* BEGIN Data provided *
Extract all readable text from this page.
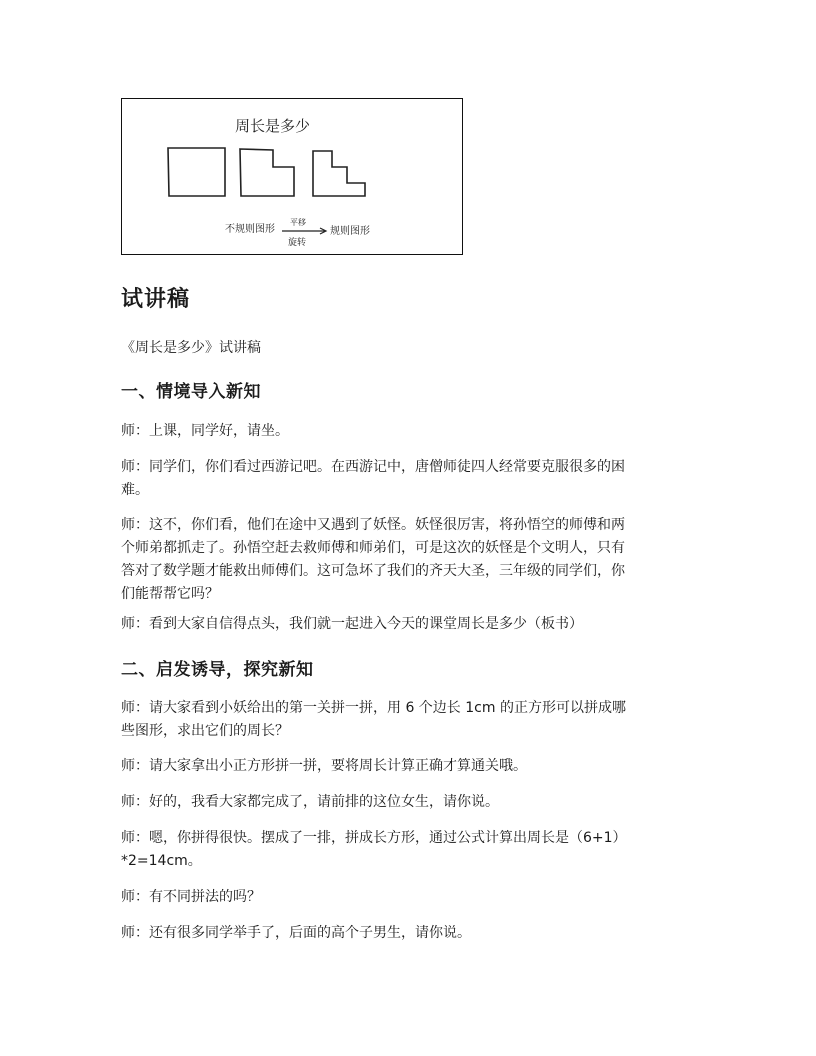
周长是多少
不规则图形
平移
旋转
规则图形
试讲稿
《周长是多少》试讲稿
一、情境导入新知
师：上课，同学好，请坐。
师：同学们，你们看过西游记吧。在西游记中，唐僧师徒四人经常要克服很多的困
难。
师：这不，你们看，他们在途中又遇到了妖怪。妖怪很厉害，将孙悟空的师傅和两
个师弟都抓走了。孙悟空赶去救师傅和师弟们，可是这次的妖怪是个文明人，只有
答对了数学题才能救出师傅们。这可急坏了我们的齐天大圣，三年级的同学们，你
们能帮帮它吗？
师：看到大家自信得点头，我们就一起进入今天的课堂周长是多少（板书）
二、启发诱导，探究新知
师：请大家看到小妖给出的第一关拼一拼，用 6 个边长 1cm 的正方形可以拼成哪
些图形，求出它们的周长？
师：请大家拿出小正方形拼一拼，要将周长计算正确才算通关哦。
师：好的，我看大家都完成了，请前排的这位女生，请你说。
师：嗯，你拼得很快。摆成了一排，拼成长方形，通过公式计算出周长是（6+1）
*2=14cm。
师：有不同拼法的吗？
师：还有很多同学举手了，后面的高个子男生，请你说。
* END Data provided *
What to work on: The entries above should be reproduced exactly, without their pictures.

Task response:
Extract all readable text from this page.
周长是多少
不规则图形
平移
旋转
规则图形
试讲稿
《周长是多少》试讲稿
一、情境导入新知
师：上课，同学好，请坐。
师：同学们，你们看过西游记吧。在西游记中，唐僧师徒四人经常要克服很多的困
难。
师：这不，你们看，他们在途中又遇到了妖怪。妖怪很厉害，将孙悟空的师傅和两
个师弟都抓走了。孙悟空赶去救师傅和师弟们，可是这次的妖怪是个文明人，只有
答对了数学题才能救出师傅们。这可急坏了我们的齐天大圣，三年级的同学们，你
们能帮帮它吗？
师：看到大家自信得点头，我们就一起进入今天的课堂周长是多少（板书）
二、启发诱导，探究新知
师：请大家看到小妖给出的第一关拼一拼，用 6 个边长 1cm 的正方形可以拼成哪
些图形，求出它们的周长？
师：请大家拿出小正方形拼一拼，要将周长计算正确才算通关哦。
师：好的，我看大家都完成了，请前排的这位女生，请你说。
师：嗯，你拼得很快。摆成了一排，拼成长方形，通过公式计算出周长是（6+1）
*2=14cm。
师：有不同拼法的吗？
师：还有很多同学举手了，后面的高个子男生，请你说。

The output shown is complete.